Records
## BEGIN
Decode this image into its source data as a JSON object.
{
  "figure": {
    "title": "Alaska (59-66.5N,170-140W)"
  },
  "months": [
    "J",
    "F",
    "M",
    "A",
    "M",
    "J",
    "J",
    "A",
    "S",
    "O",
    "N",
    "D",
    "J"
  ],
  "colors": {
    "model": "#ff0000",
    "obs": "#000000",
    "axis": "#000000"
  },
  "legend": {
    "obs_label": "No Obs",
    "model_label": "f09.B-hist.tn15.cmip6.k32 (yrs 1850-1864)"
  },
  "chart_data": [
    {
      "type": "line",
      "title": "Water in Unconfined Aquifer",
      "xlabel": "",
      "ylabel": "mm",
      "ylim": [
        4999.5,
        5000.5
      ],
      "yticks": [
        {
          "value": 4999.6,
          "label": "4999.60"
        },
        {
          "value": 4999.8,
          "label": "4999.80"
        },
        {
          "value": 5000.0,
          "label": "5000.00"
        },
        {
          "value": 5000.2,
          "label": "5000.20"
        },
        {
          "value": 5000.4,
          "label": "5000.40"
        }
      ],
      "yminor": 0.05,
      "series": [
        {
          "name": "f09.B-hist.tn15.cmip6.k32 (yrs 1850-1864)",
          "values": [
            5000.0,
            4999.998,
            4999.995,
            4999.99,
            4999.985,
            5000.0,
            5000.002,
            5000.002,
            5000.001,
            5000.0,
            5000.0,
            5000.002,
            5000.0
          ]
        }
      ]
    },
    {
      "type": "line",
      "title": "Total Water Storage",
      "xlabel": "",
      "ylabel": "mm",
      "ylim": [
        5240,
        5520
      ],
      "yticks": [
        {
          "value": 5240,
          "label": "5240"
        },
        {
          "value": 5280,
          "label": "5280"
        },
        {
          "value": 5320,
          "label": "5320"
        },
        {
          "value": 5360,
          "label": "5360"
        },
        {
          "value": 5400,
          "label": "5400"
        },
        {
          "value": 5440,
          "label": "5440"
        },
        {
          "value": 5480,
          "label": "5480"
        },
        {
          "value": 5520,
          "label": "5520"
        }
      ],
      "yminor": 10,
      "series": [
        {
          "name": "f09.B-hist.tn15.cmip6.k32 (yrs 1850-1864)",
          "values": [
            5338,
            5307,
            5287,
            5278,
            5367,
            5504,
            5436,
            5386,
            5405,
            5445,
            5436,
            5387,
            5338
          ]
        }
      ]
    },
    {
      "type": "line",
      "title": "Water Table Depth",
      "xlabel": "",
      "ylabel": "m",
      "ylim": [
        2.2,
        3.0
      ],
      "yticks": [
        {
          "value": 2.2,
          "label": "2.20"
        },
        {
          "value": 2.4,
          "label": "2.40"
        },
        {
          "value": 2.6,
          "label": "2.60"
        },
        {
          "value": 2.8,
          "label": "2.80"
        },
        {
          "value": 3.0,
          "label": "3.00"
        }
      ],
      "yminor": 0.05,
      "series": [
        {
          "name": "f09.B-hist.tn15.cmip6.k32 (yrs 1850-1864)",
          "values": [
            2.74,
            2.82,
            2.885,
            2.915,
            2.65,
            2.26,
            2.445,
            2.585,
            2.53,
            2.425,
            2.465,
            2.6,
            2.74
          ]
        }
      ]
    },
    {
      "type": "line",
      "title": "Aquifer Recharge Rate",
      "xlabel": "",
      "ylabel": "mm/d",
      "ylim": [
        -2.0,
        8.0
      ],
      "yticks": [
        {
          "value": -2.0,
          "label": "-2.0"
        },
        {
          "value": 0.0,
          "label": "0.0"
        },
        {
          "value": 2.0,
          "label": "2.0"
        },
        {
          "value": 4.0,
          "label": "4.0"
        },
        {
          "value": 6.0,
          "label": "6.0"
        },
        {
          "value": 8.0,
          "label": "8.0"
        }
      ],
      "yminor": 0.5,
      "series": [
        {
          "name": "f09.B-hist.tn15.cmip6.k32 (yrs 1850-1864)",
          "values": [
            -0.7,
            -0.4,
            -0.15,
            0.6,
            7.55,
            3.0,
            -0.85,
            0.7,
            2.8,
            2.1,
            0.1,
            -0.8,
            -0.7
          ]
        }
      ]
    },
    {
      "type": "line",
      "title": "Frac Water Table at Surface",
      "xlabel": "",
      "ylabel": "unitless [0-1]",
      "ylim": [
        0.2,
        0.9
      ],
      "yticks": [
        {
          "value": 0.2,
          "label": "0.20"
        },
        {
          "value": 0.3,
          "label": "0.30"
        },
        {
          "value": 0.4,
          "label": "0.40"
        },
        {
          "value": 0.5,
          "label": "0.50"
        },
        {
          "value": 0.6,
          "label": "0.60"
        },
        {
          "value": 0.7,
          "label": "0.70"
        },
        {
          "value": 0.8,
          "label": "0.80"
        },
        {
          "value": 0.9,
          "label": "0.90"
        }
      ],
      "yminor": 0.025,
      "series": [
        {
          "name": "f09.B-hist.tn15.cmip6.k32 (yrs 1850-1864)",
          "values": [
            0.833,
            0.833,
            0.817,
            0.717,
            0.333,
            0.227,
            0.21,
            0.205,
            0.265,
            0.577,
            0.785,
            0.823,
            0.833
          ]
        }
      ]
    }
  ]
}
## END
Instruction
Copy every record exactly as presented.

Output for this task
Decode this image into its source data as a JSON object.
{
  "figure": {
    "title": "Alaska (59-66.5N,170-140W)"
  },
  "months": [
    "J",
    "F",
    "M",
    "A",
    "M",
    "J",
    "J",
    "A",
    "S",
    "O",
    "N",
    "D",
    "J"
  ],
  "colors": {
    "model": "#ff0000",
    "obs": "#000000",
    "axis": "#000000"
  },
  "legend": {
    "obs_label": "No Obs",
    "model_label": "f09.B-hist.tn15.cmip6.k32 (yrs 1850-1864)"
  },
  "chart_data": [
    {
      "type": "line",
      "title": "Water in Unconfined Aquifer",
      "xlabel": "",
      "ylabel": "mm",
      "ylim": [
        4999.5,
        5000.5
      ],
      "yticks": [
        {
          "value": 4999.6,
          "label": "4999.60"
        },
        {
          "value": 4999.8,
          "label": "4999.80"
        },
        {
          "value": 5000.0,
          "label": "5000.00"
        },
        {
          "value": 5000.2,
          "label": "5000.20"
        },
        {
          "value": 5000.4,
          "label": "5000.40"
        }
      ],
      "yminor": 0.05,
      "series": [
        {
          "name": "f09.B-hist.tn15.cmip6.k32 (yrs 1850-1864)",
          "values": [
            5000.0,
            4999.998,
            4999.995,
            4999.99,
            4999.985,
            5000.0,
            5000.002,
            5000.002,
            5000.001,
            5000.0,
            5000.0,
            5000.002,
            5000.0
          ]
        }
      ]
    },
    {
      "type": "line",
      "title": "Total Water Storage",
      "xlabel": "",
      "ylabel": "mm",
      "ylim": [
        5240,
        5520
      ],
      "yticks": [
        {
          "value": 5240,
          "label": "5240"
        },
        {
          "value": 5280,
          "label": "5280"
        },
        {
          "value": 5320,
          "label": "5320"
        },
        {
          "value": 5360,
          "label": "5360"
        },
        {
          "value": 5400,
          "label": "5400"
        },
        {
          "value": 5440,
          "label": "5440"
        },
        {
          "value": 5480,
          "label": "5480"
        },
        {
          "value": 5520,
          "label": "5520"
        }
      ],
      "yminor": 10,
      "series": [
        {
          "name": "f09.B-hist.tn15.cmip6.k32 (yrs 1850-1864)",
          "values": [
            5338,
            5307,
            5287,
            5278,
            5367,
            5504,
            5436,
            5386,
            5405,
            5445,
            5436,
            5387,
            5338
          ]
        }
      ]
    },
    {
      "type": "line",
      "title": "Water Table Depth",
      "xlabel": "",
      "ylabel": "m",
      "ylim": [
        2.2,
        3.0
      ],
      "yticks": [
        {
          "value": 2.2,
          "label": "2.20"
        },
        {
          "value": 2.4,
          "label": "2.40"
        },
        {
          "value": 2.6,
          "label": "2.60"
        },
        {
          "value": 2.8,
          "label": "2.80"
        },
        {
          "value": 3.0,
          "label": "3.00"
        }
      ],
      "yminor": 0.05,
      "series": [
        {
          "name": "f09.B-hist.tn15.cmip6.k32 (yrs 1850-1864)",
          "values": [
            2.74,
            2.82,
            2.885,
            2.915,
            2.65,
            2.26,
            2.445,
            2.585,
            2.53,
            2.425,
            2.465,
            2.6,
            2.74
          ]
        }
      ]
    },
    {
      "type": "line",
      "title": "Aquifer Recharge Rate",
      "xlabel": "",
      "ylabel": "mm/d",
      "ylim": [
        -2.0,
        8.0
      ],
      "yticks": [
        {
          "value": -2.0,
          "label": "-2.0"
        },
        {
          "value": 0.0,
          "label": "0.0"
        },
        {
          "value": 2.0,
          "label": "2.0"
        },
        {
          "value": 4.0,
          "label": "4.0"
        },
        {
          "value": 6.0,
          "label": "6.0"
        },
        {
          "value": 8.0,
          "label": "8.0"
        }
      ],
      "yminor": 0.5,
      "series": [
        {
          "name": "f09.B-hist.tn15.cmip6.k32 (yrs 1850-1864)",
          "values": [
            -0.7,
            -0.4,
            -0.15,
            0.6,
            7.55,
            3.0,
            -0.85,
            0.7,
            2.8,
            2.1,
            0.1,
            -0.8,
            -0.7
          ]
        }
      ]
    },
    {
      "type": "line",
      "title": "Frac Water Table at Surface",
      "xlabel": "",
      "ylabel": "unitless [0-1]",
      "ylim": [
        0.2,
        0.9
      ],
      "yticks": [
        {
          "value": 0.2,
          "label": "0.20"
        },
        {
          "value": 0.3,
          "label": "0.30"
        },
        {
          "value": 0.4,
          "label": "0.40"
        },
        {
          "value": 0.5,
          "label": "0.50"
        },
        {
          "value": 0.6,
          "label": "0.60"
        },
        {
          "value": 0.7,
          "label": "0.70"
        },
        {
          "value": 0.8,
          "label": "0.80"
        },
        {
          "value": 0.9,
          "label": "0.90"
        }
      ],
      "yminor": 0.025,
      "series": [
        {
          "name": "f09.B-hist.tn15.cmip6.k32 (yrs 1850-1864)",
          "values": [
            0.833,
            0.833,
            0.817,
            0.717,
            0.333,
            0.227,
            0.21,
            0.205,
            0.265,
            0.577,
            0.785,
            0.823,
            0.833
          ]
        }
      ]
    }
  ]
}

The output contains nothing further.